#### TO BE DONE:
Extract all lines from the data beneath that include the word "when".

#### RECORD SET:
____________________

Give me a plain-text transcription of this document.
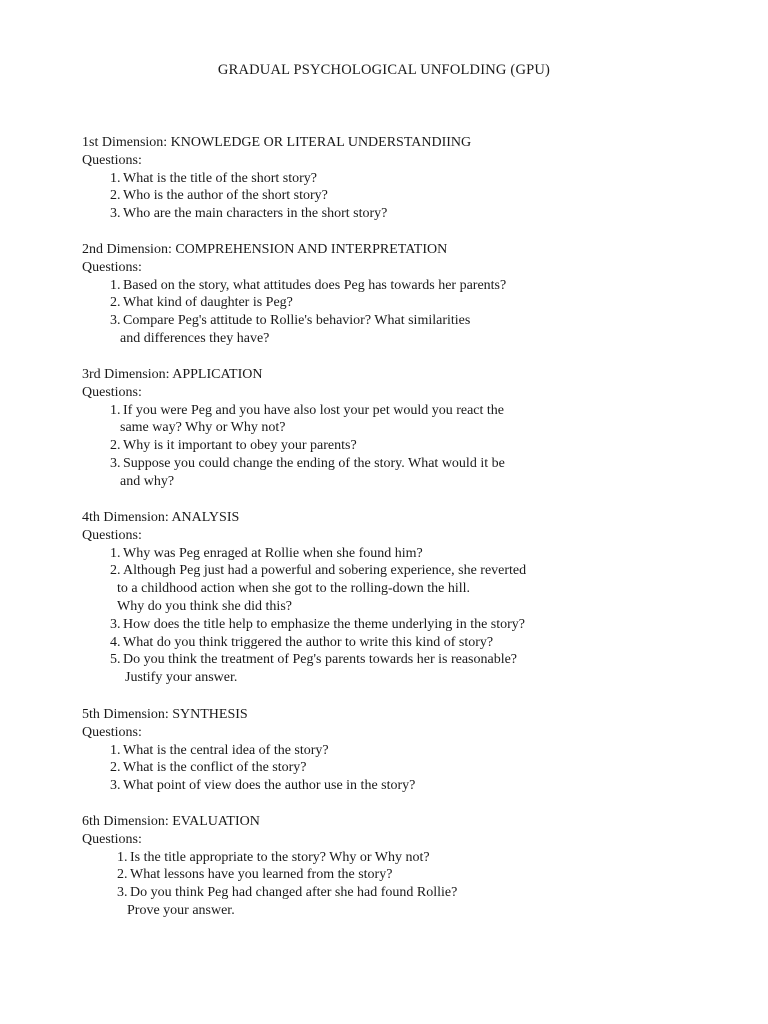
GRADUAL PSYCHOLOGICAL UNFOLDING (GPU)
1st Dimension: KNOWLEDGE OR LITERAL UNDERSTANDIING
Questions:
1. What is the title of the short story?
2. Who is the author of the short story?
3. Who are the main characters in the short story?
2nd Dimension: COMPREHENSION AND INTERPRETATION
Questions:
1. Based on the story, what attitudes does Peg has towards her parents?
2. What kind of daughter is Peg?
3. Compare Peg's attitude to Rollie's behavior? What similarities
and differences they have?
3rd Dimension: APPLICATION
Questions:
1. If you were Peg and you have also lost your pet would you react the
same way? Why or Why not?
2. Why is it important to obey your parents?
3. Suppose you could change the ending of the story. What would it be
and why?
4th Dimension: ANALYSIS
Questions:
1. Why was Peg enraged at Rollie when she found him?
2. Although Peg just had a powerful and sobering experience, she reverted
to a childhood action when she got to the rolling-down the hill.
Why do you think she did this?
3. How does the title help to emphasize the theme underlying in the story?
4. What do you think triggered the author to write this kind of story?
5. Do you think the treatment of Peg's parents towards her is reasonable?
Justify your answer.
5th Dimension: SYNTHESIS
Questions:
1. What is the central idea of the story?
2. What is the conflict of the story?
3. What point of view does the author use in the story?
6th Dimension: EVALUATION
Questions:
1. Is the title appropriate to the story? Why or Why not?
2. What lessons have you learned from the story?
3. Do you think Peg had changed after she had found Rollie?
Prove your answer.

____________________

#### WORKED SOLUTION:
1. Why was Peg enraged at Rollie when she found him?
to a childhood action when she got to the rolling-down the hill.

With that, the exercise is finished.